> _Listing_:
_ _ _

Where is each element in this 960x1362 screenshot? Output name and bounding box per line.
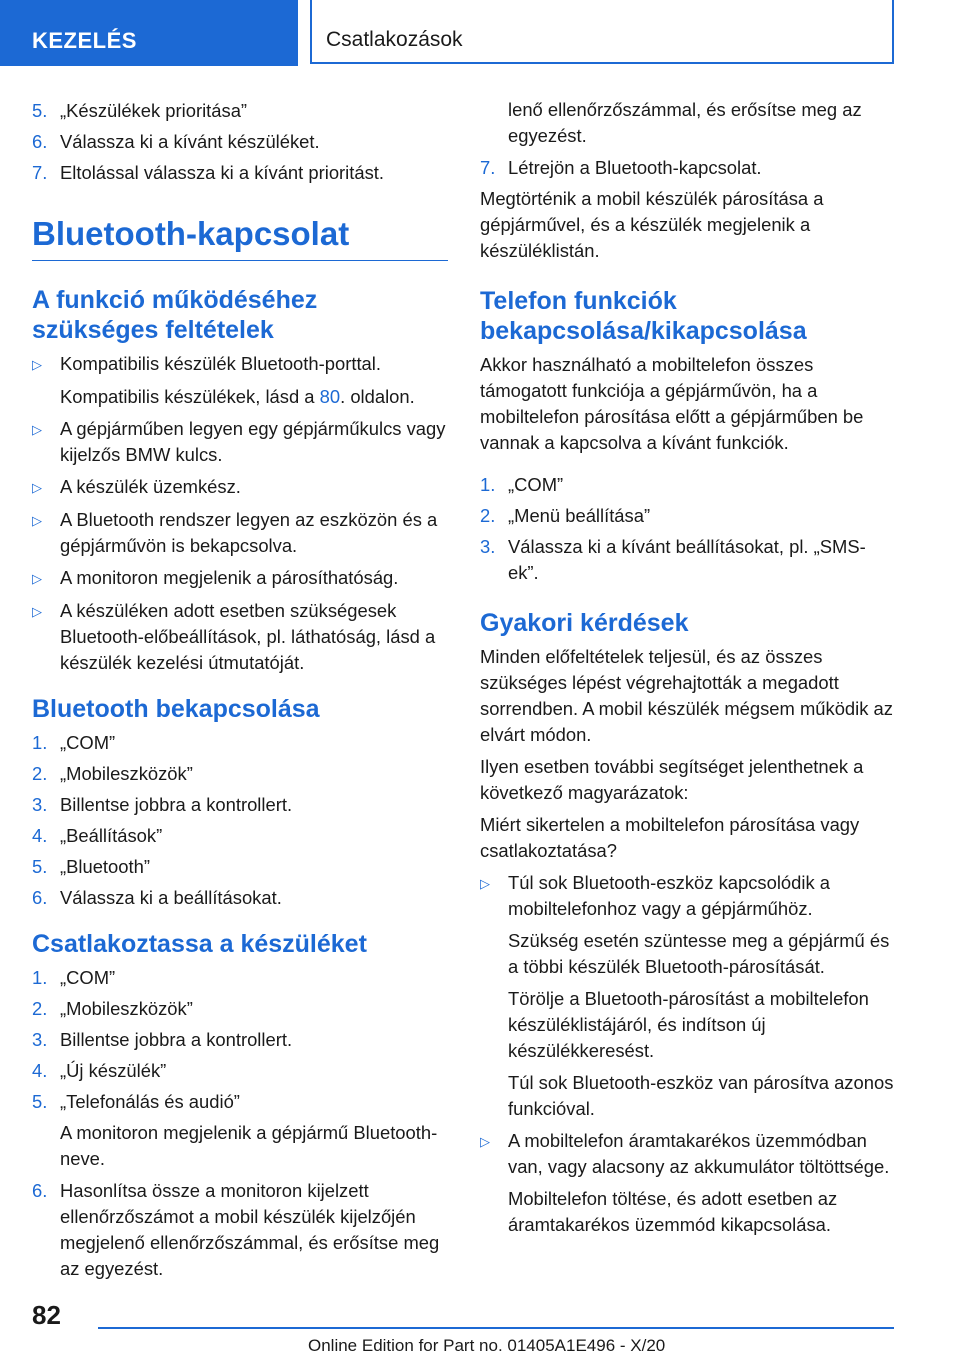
list-item (32, 1027, 448, 1053)
bullet-item (32, 565, 448, 592)
step-text: Válassza ki a beállításokat. (60, 887, 282, 908)
list-item (32, 965, 448, 991)
step-text: „COM” (60, 967, 116, 988)
step-number: 4. (32, 1060, 48, 1081)
bullet-subtext (32, 384, 448, 410)
step-number: 5. (32, 100, 48, 121)
step-number: 2. (32, 998, 48, 1019)
heading-phone-functions: Telefon funkciók bekapcsolása/kikapcsolása (480, 287, 807, 345)
step-number: 1. (32, 967, 48, 988)
bullet-item (32, 474, 448, 501)
page-link[interactable]: 80 (319, 386, 341, 407)
list-item (32, 129, 448, 155)
list-item (32, 160, 448, 186)
step-text: Létrejön a Bluetooth-kapcsolat. (508, 157, 762, 178)
faq-paragraph: Ilyen esetben további segítséget jelenthetnek a következő magyarázatok: (480, 756, 864, 803)
bullet-text: Kompatibilis készülék Bluetooth-porttal. (60, 353, 381, 374)
bullet-item (32, 598, 448, 676)
step-subtext: A monitoron megjelenik a gépjármű Bluetooth-neve. (60, 1122, 438, 1169)
bullet-text: A készülék üzemkész. (60, 476, 241, 497)
footer-edition: Online Edition for Part no. 01405A1E496 - X/20 (308, 1336, 666, 1355)
heading-prerequisites (32, 285, 448, 345)
bullet-item (32, 351, 448, 378)
list-item (480, 534, 896, 586)
triangle-bullet-icon: ▷ (32, 513, 42, 528)
bullet-text: A gépjárműben legyen egy gépjárműkulcs vagy kijelzős BMW kulcs. (60, 418, 446, 465)
faq-paragraph: Minden előfeltételek teljesül, és az összes szükséges lépést végrehajtották a megadott sorrendben. A mobil készülék mégsem működik az elvárt módon. (480, 646, 893, 745)
page-number: 82 (32, 1300, 61, 1330)
step-text: „Mobileszközök” (60, 763, 193, 784)
triangle-bullet-icon: ▷ (32, 604, 42, 619)
step-text: „Beállítások” (60, 825, 163, 846)
bullet-text: A készüléken adott esetben szükségesek Bluetooth-előbeállítások, pl. láthatóság, lásd a készülék kezelési útmutatóját. (60, 600, 436, 673)
bullet-text: A Bluetooth rendszer legyen az eszközön és a gépjárművön is bekapcsolva. (60, 509, 438, 556)
step-text: „Menü beállítása” (508, 505, 651, 526)
step-number: 7. (480, 157, 496, 178)
list-item (32, 823, 448, 849)
chapter-tab: Csatlakozások (310, 0, 894, 64)
bullet-subtext: Mobiltelefon töltése, és adott esetben az áramtakarékos üzemmód kikapcsolása. (508, 1188, 838, 1235)
step-text: Billentse jobbra a kontrollert. (60, 794, 293, 815)
bullet-text: A mobiltelefon áramtakarékos üzemmódban van, vagy alacsony az akkumulátor töltöttsége. (508, 1130, 890, 1177)
heading-connect-device: Csatlakoztassa a készüléket (32, 930, 367, 958)
step-text: Hasonlítsa össze a monitoron kijelzett ellenőrzőszámot a mobil készülék kijelzőjén megjelenő ellenőrzőszámmal, és erősítse meg az egyezést. (60, 1180, 440, 1279)
step-number: 2. (32, 763, 48, 784)
triangle-bullet-icon: ▷ (32, 357, 42, 372)
step-text: „Telefonálás és audió” (60, 1091, 240, 1112)
step-number: 6. (32, 131, 48, 152)
step-number: 3. (480, 536, 496, 557)
phone-functions-text: Akkor használható a mobiltelefon összes támogatott funkciója a gépjárművön, ha a mobiltelefon párosítása előtt a gépjárműben be vannak a kapcsolva a kívánt funkciók. (480, 354, 864, 453)
section-tab: KEZELÉS (0, 0, 298, 66)
pairing-note: Megtörténik a mobil készülék párosítása a gépjárművel, és a készülék megjelenik a készüléklistán. (480, 188, 824, 261)
bullet-item (480, 1128, 896, 1180)
bullet-item (480, 870, 896, 922)
list-item (480, 503, 896, 529)
list-item (32, 1178, 448, 1279)
triangle-bullet-icon: ▷ (32, 422, 42, 437)
bullet-text: Túl sok Bluetooth-eszköz kapcsolódik a mobiltelefonhoz vagy a gépjárműhöz. (508, 872, 830, 919)
step-text: Válassza ki a kívánt készüléket. (60, 131, 320, 152)
step-number: 1. (480, 474, 496, 495)
left-column (32, 98, 448, 1279)
step-number: 6. (32, 1180, 48, 1201)
bullet-subtext: Túl sok Bluetooth-eszköz van párosítva azonos funkcióval. (508, 1072, 894, 1119)
step-number: 3. (32, 1029, 48, 1050)
list-item (32, 885, 448, 911)
subtext-end: . oldalon. (340, 386, 415, 407)
list-item (480, 155, 896, 181)
step-number: 4. (32, 825, 48, 846)
list-item (32, 730, 448, 756)
step-number: 5. (32, 856, 48, 877)
list-item (32, 996, 448, 1022)
step-number: 5. (32, 1091, 48, 1112)
step-number: 1. (32, 732, 48, 753)
step-text: Eltolással válassza ki a kívánt prioritást. (60, 162, 385, 183)
step-text: „COM” (60, 732, 116, 753)
footer-divider (98, 1327, 894, 1329)
bullet-item (32, 507, 448, 559)
bullet-subtext: Szükség esetén szüntesse meg a gépjármű és a többi készülék Bluetooth-párosítását. (508, 930, 890, 977)
step-text: Billentse jobbra a kontrollert. (60, 1029, 293, 1050)
step-text: „Mobileszközök” (60, 998, 193, 1019)
triangle-bullet-icon: ▷ (32, 480, 42, 495)
step-text: „Készülékek prioritása” (60, 100, 248, 121)
right-column (480, 98, 896, 1244)
heading-line: szükséges feltételek (32, 316, 274, 344)
bullet-subtext: Törölje a Bluetooth-párosítást a mobiltelefon készüléklistájáról, és indítson új készülékkeresést. (508, 988, 869, 1061)
list-item (480, 472, 896, 498)
list-item (32, 854, 448, 880)
section-heading-bluetooth: Bluetooth-kapcsolat (32, 214, 448, 261)
step-text: „Új készülék” (60, 1060, 167, 1081)
triangle-bullet-icon: ▷ (480, 876, 490, 891)
heading-enable-bluetooth: Bluetooth bekapcsolása (32, 695, 320, 723)
step-continuation: lenő ellenőrzőszámmal, és erősítse meg az egyezést. (508, 99, 862, 146)
list-item (32, 792, 448, 818)
step-text: Válassza ki a kívánt beállításokat, pl. „SMS-ek”. (508, 536, 866, 583)
subtext-start: Kompatibilis készülékek, lásd a (60, 386, 320, 407)
heading-faq: Gyakori kérdések (480, 609, 689, 637)
bullet-text: A monitoron megjelenik a párosíthatóság. (60, 567, 399, 588)
bullet-item (32, 416, 448, 468)
step-number: 7. (32, 162, 48, 183)
step-text: „COM” (508, 474, 564, 495)
triangle-bullet-icon: ▷ (32, 571, 42, 586)
triangle-bullet-icon: ▷ (480, 1134, 490, 1149)
list-item (32, 1089, 448, 1115)
step-text: „Bluetooth” (60, 856, 150, 877)
step-number: 6. (32, 887, 48, 908)
page-header (0, 0, 960, 66)
faq-question: Miért sikertelen a mobiltelefon párosítása vagy csatlakoztatása? (480, 814, 860, 861)
list-item (32, 98, 448, 124)
heading-line: A funkció működéséhez (32, 286, 318, 314)
list-item (32, 1058, 448, 1084)
step-number: 2. (480, 505, 496, 526)
step-number: 3. (32, 794, 48, 815)
list-item (32, 761, 448, 787)
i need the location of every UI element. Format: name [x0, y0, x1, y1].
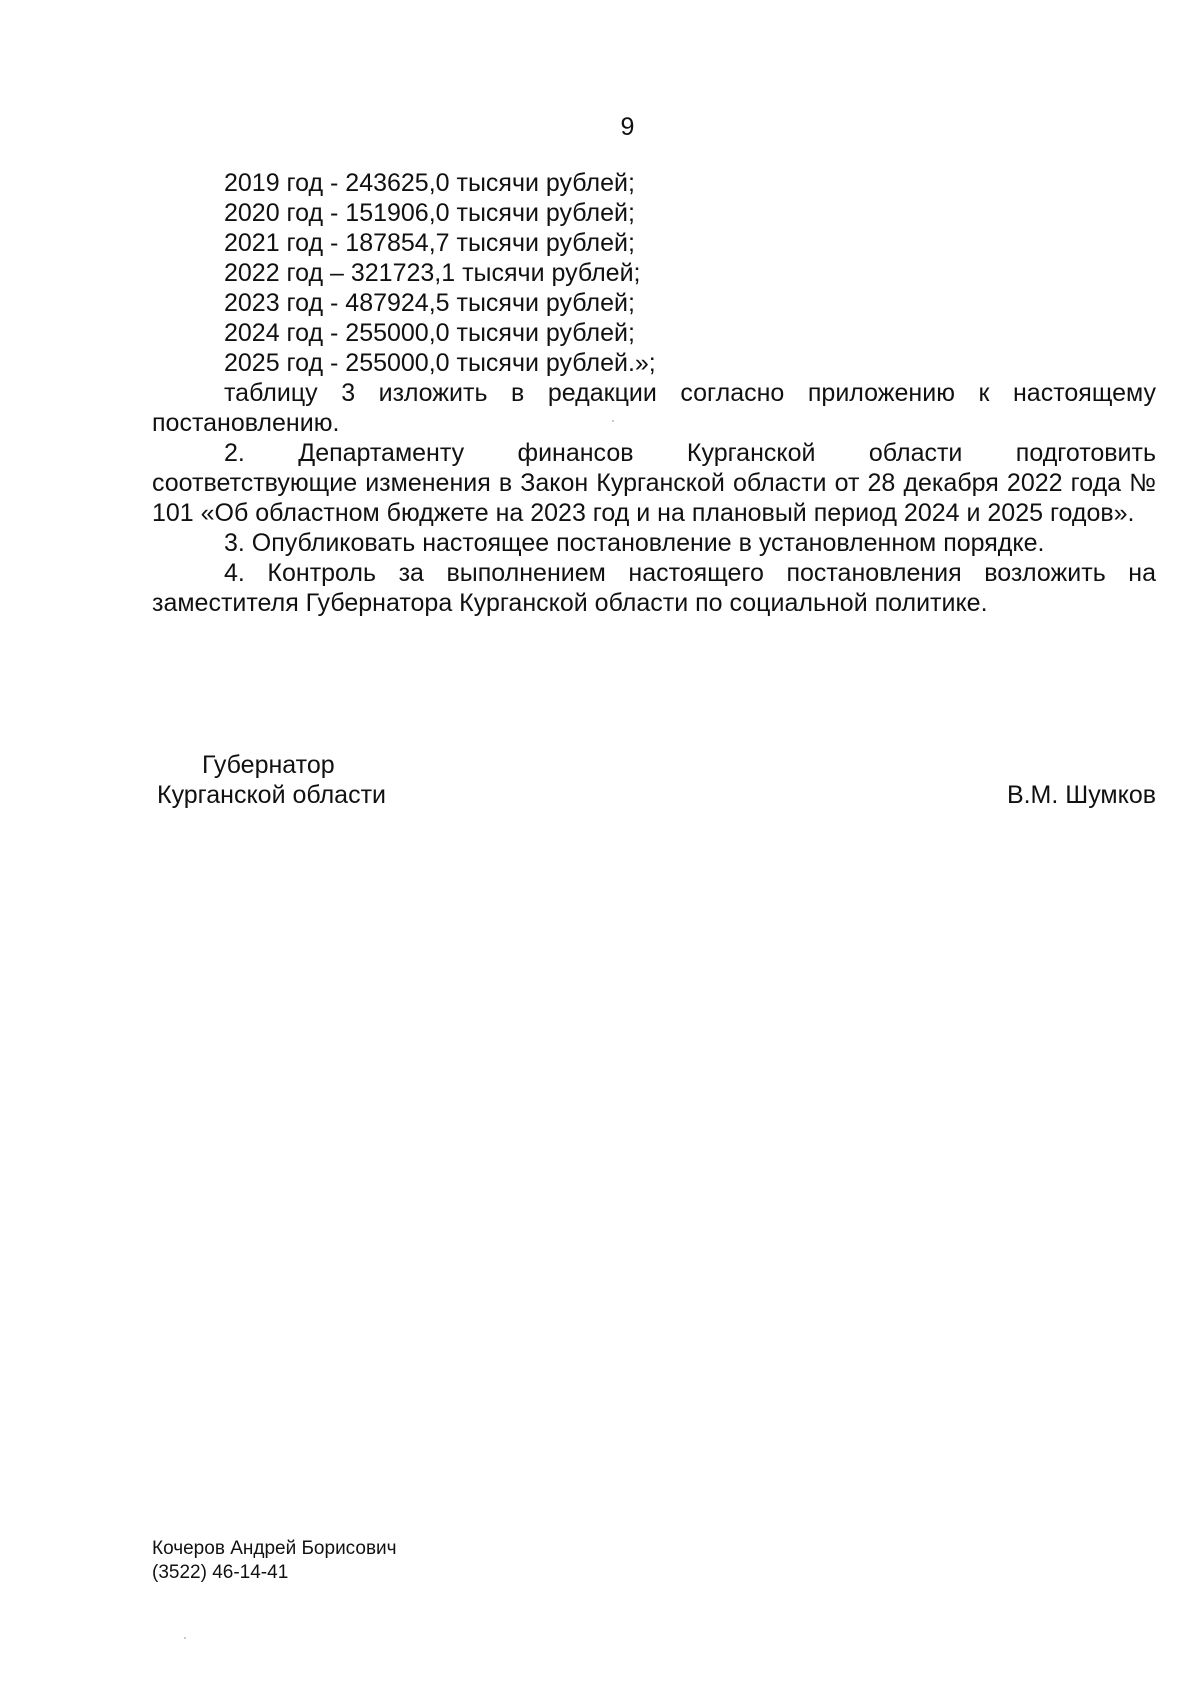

_ _ _

> _Do this_:
Copy all of the material above line for line, with no changes, and leave out the pictures.

> _Solution to this exercise_:
Where is each element in this 960x1362 screenshot? Output name and bounding box per line.
list-item (32, 1027, 448, 1053)
bullet-item (32, 565, 448, 592)
step-text: Válassza ki a beállításokat. (60, 887, 282, 908)
list-item (32, 965, 448, 991)
step-text: „COM” (60, 967, 116, 988)
step-number: 4. (32, 1060, 48, 1081)
bullet-subtext (32, 384, 448, 410)
step-number: 5. (32, 100, 48, 121)
step-number: 2. (32, 998, 48, 1019)
heading-phone-functions: Telefon funkciók bekapcsolása/kikapcsolása (480, 287, 807, 345)
step-number: 1. (32, 967, 48, 988)
bullet-item (32, 474, 448, 501)
page-link[interactable]: 80 (319, 386, 341, 407)
list-item (32, 129, 448, 155)
list-item (32, 160, 448, 186)
step-text: Létrejön a Bluetooth-kapcsolat. (508, 157, 762, 178)
faq-paragraph: Ilyen esetben további segítséget jelenthetnek a következő magyarázatok: (480, 756, 864, 803)
bullet-text: Kompatibilis készülék Bluetooth-porttal. (60, 353, 381, 374)
bullet-item (32, 598, 448, 676)
step-subtext: A monitoron megjelenik a gépjármű Bluetooth-neve. (60, 1122, 438, 1169)
bullet-text: A készülék üzemkész. (60, 476, 241, 497)
footer-edition: Online Edition for Part no. 01405A1E496 - X/20 (308, 1336, 666, 1355)
heading-prerequisites (32, 285, 448, 345)
bullet-item (32, 351, 448, 378)
list-item (480, 534, 896, 586)
triangle-bullet-icon: ▷ (32, 513, 42, 528)
bullet-text: A gépjárműben legyen egy gépjárműkulcs vagy kijelzős BMW kulcs. (60, 418, 446, 465)
faq-paragraph: Minden előfeltételek teljesül, és az összes szükséges lépést végrehajtották a megadott sorrendben. A mobil készülék mégsem működik az elvárt módon. (480, 646, 893, 745)
page-number: 82 (32, 1300, 61, 1330)
step-text: „Mobileszközök” (60, 763, 193, 784)
triangle-bullet-icon: ▷ (32, 604, 42, 619)
step-text: „Beállítások” (60, 825, 163, 846)
bullet-text: A készüléken adott esetben szükségesek Bluetooth-előbeállítások, pl. láthatóság, lásd a készülék kezelési útmutatóját. (60, 600, 436, 673)
bullet-text: A Bluetooth rendszer legyen az eszközön és a gépjárművön is bekapcsolva. (60, 509, 438, 556)
step-text: „Menü beállítása” (508, 505, 651, 526)
step-number: 7. (480, 157, 496, 178)
list-item (32, 823, 448, 849)
chapter-tab: Csatlakozások (310, 0, 894, 64)
bullet-subtext: Mobiltelefon töltése, és adott esetben az áramtakarékos üzemmód kikapcsolása. (508, 1188, 838, 1235)
step-text: Billentse jobbra a kontrollert. (60, 794, 293, 815)
bullet-text: A mobiltelefon áramtakarékos üzemmódban van, vagy alacsony az akkumulátor töltöttsége. (508, 1130, 890, 1177)
heading-connect-device: Csatlakoztassa a készüléket (32, 930, 367, 958)
step-text: Hasonlítsa össze a monitoron kijelzett ellenőrzőszámot a mobil készülék kijelzőjén megjelenő ellenőrzőszámmal, és erősítse meg az egyezést. (60, 1180, 440, 1279)
step-number: 2. (32, 763, 48, 784)
triangle-bullet-icon: ▷ (32, 357, 42, 372)
step-text: „Telefonálás és audió” (60, 1091, 240, 1112)
step-number: 6. (32, 131, 48, 152)
step-number: 3. (480, 536, 496, 557)
phone-functions-text: Akkor használható a mobiltelefon összes támogatott funkciója a gépjárművön, ha a mobiltelefon párosítása előtt a gépjárműben be vannak a kapcsolva a kívánt funkciók. (480, 354, 864, 453)
section-tab: KEZELÉS (0, 0, 298, 66)
pairing-note: Megtörténik a mobil készülék párosítása a gépjárművel, és a készülék megjelenik a készüléklistán. (480, 188, 824, 261)
bullet-item (480, 1128, 896, 1180)
bullet-item (480, 870, 896, 922)
list-item (480, 503, 896, 529)
list-item (32, 1178, 448, 1279)
triangle-bullet-icon: ▷ (32, 422, 42, 437)
bullet-text: Túl sok Bluetooth-eszköz kapcsolódik a mobiltelefonhoz vagy a gépjárműhöz. (508, 872, 830, 919)
step-text: Válassza ki a kívánt készüléket. (60, 131, 320, 152)
step-number: 1. (480, 474, 496, 495)
left-column (32, 98, 448, 1279)
step-number: 6. (32, 1180, 48, 1201)
bullet-subtext: Túl sok Bluetooth-eszköz van párosítva azonos funkcióval. (508, 1072, 894, 1119)
step-number: 3. (32, 1029, 48, 1050)
list-item (32, 885, 448, 911)
subtext-end: . oldalon. (340, 386, 415, 407)
list-item (480, 155, 896, 181)
step-number: 4. (32, 825, 48, 846)
list-item (32, 730, 448, 756)
step-number: 5. (32, 856, 48, 877)
list-item (32, 996, 448, 1022)
step-number: 5. (32, 1091, 48, 1112)
step-number: 1. (32, 732, 48, 753)
step-text: Eltolással válassza ki a kívánt prioritást. (60, 162, 385, 183)
step-text: „COM” (60, 732, 116, 753)
footer-divider (98, 1327, 894, 1329)
bullet-item (32, 507, 448, 559)
bullet-subtext: Szükség esetén szüntesse meg a gépjármű és a többi készülék Bluetooth-párosítását. (508, 930, 890, 977)
step-text: Billentse jobbra a kontrollert. (60, 1029, 293, 1050)
step-text: „Mobileszközök” (60, 998, 193, 1019)
triangle-bullet-icon: ▷ (32, 480, 42, 495)
step-text: „Készülékek prioritása” (60, 100, 248, 121)
right-column (480, 98, 896, 1244)
heading-line: szükséges feltételek (32, 316, 274, 344)
bullet-subtext: Törölje a Bluetooth-párosítást a mobiltelefon készüléklistájáról, és indítson új készülékkeresést. (508, 988, 869, 1061)
list-item (480, 472, 896, 498)
list-item (32, 854, 448, 880)
section-heading-bluetooth: Bluetooth-kapcsolat (32, 214, 448, 261)
step-text: „Új készülék” (60, 1060, 167, 1081)
triangle-bullet-icon: ▷ (480, 876, 490, 891)
heading-enable-bluetooth: Bluetooth bekapcsolása (32, 695, 320, 723)
step-continuation: lenő ellenőrzőszámmal, és erősítse meg az egyezést. (508, 99, 862, 146)
list-item (32, 792, 448, 818)
step-text: Válassza ki a kívánt beállításokat, pl. „SMS-ek”. (508, 536, 866, 583)
subtext-start: Kompatibilis készülékek, lásd a (60, 386, 320, 407)
heading-faq: Gyakori kérdések (480, 609, 689, 637)
bullet-text: A monitoron megjelenik a párosíthatóság. (60, 567, 399, 588)
bullet-item (32, 416, 448, 468)
step-number: 7. (32, 162, 48, 183)
step-text: „COM” (508, 474, 564, 495)
triangle-bullet-icon: ▷ (32, 571, 42, 586)
triangle-bullet-icon: ▷ (480, 1134, 490, 1149)
list-item (32, 1089, 448, 1115)
step-text: „Bluetooth” (60, 856, 150, 877)
step-number: 6. (32, 887, 48, 908)
page-header (0, 0, 960, 66)
faq-question: Miért sikertelen a mobiltelefon párosítása vagy csatlakoztatása? (480, 814, 860, 861)
list-item (32, 98, 448, 124)
heading-line: A funkció működéséhez (32, 286, 318, 314)
list-item (32, 1058, 448, 1084)
step-number: 2. (480, 505, 496, 526)
step-number: 3. (32, 794, 48, 815)
list-item (32, 761, 448, 787)
i need the location of every UI element. Format: name [x0, y0, x1, y1].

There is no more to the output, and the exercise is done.